-- Aim of the exercise --
Reproduce each line exactly. Skip none.

— Start —

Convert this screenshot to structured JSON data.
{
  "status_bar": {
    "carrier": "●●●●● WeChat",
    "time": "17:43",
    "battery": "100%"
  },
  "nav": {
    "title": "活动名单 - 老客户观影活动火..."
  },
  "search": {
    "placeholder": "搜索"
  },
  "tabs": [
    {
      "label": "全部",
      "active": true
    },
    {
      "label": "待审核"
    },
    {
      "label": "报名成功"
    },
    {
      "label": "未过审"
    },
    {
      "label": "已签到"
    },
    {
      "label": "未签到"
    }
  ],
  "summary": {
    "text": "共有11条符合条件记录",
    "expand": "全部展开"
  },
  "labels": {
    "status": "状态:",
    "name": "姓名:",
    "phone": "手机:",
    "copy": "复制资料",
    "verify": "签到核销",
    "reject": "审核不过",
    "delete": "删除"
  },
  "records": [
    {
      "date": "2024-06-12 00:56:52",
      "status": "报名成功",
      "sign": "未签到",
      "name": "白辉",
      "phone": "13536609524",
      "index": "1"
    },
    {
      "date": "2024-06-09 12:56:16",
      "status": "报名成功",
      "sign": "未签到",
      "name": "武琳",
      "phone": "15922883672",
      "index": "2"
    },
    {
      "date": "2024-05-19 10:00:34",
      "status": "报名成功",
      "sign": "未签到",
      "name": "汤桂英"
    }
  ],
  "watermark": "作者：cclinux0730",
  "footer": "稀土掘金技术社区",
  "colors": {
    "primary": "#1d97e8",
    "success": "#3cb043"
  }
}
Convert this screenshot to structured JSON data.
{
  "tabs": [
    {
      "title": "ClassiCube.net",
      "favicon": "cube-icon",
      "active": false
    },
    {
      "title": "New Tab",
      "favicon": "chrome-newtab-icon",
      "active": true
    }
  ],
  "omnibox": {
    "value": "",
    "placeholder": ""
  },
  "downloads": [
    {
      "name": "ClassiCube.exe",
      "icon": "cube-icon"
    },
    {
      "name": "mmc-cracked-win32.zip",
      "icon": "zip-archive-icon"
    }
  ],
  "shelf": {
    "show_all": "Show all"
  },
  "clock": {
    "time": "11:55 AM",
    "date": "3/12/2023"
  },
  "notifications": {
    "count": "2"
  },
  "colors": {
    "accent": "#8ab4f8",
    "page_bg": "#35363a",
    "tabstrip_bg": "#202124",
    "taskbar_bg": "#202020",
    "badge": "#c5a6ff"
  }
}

— End —

-- Expected output --
Convert this screenshot to structured JSON data.
{
  "status_bar": {
    "carrier": "●●●●● WeChat",
    "time": "17:43",
    "battery": "100%"
  },
  "nav": {
    "title": "活动名单 - 老客户观影活动火..."
  },
  "search": {
    "placeholder": "搜索"
  },
  "tabs": [
    {
      "label": "全部",
      "active": true
    },
    {
      "label": "待审核"
    },
    {
      "label": "报名成功"
    },
    {
      "label": "未过审"
    },
    {
      "label": "已签到"
    },
    {
      "label": "未签到"
    }
  ],
  "summary": {
    "text": "共有11条符合条件记录",
    "expand": "全部展开"
  },
  "labels": {
    "status": "状态:",
    "name": "姓名:",
    "phone": "手机:",
    "copy": "复制资料",
    "verify": "签到核销",
    "reject": "审核不过",
    "delete": "删除"
  },
  "records": [
    {
      "date": "2024-06-12 00:56:52",
      "status": "报名成功",
      "sign": "未签到",
      "name": "白辉",
      "phone": "13536609524",
      "index": "1"
    },
    {
      "date": "2024-06-09 12:56:16",
      "status": "报名成功",
      "sign": "未签到",
      "name": "武琳",
      "phone": "15922883672",
      "index": "2"
    },
    {
      "date": "2024-05-19 10:00:34",
      "status": "报名成功",
      "sign": "未签到",
      "name": "汤桂英"
    }
  ],
  "watermark": "作者：cclinux0730",
  "footer": "稀土掘金技术社区",
  "colors": {
    "primary": "#1d97e8",
    "success": "#3cb043"
  }
}
Convert this screenshot to structured JSON data.
{
  "tabs": [
    {
      "title": "ClassiCube.net",
      "favicon": "cube-icon",
      "active": false
    },
    {
      "title": "New Tab",
      "favicon": "chrome-newtab-icon",
      "active": true
    }
  ],
  "omnibox": {
    "value": "",
    "placeholder": ""
  },
  "downloads": [
    {
      "name": "ClassiCube.exe",
      "icon": "cube-icon"
    },
    {
      "name": "mmc-cracked-win32.zip",
      "icon": "zip-archive-icon"
    }
  ],
  "shelf": {
    "show_all": "Show all"
  },
  "clock": {
    "time": "11:55 AM",
    "date": "3/12/2023"
  },
  "notifications": {
    "count": "2"
  },
  "colors": {
    "accent": "#8ab4f8",
    "page_bg": "#35363a",
    "tabstrip_bg": "#202124",
    "taskbar_bg": "#202020",
    "badge": "#c5a6ff"
  }
}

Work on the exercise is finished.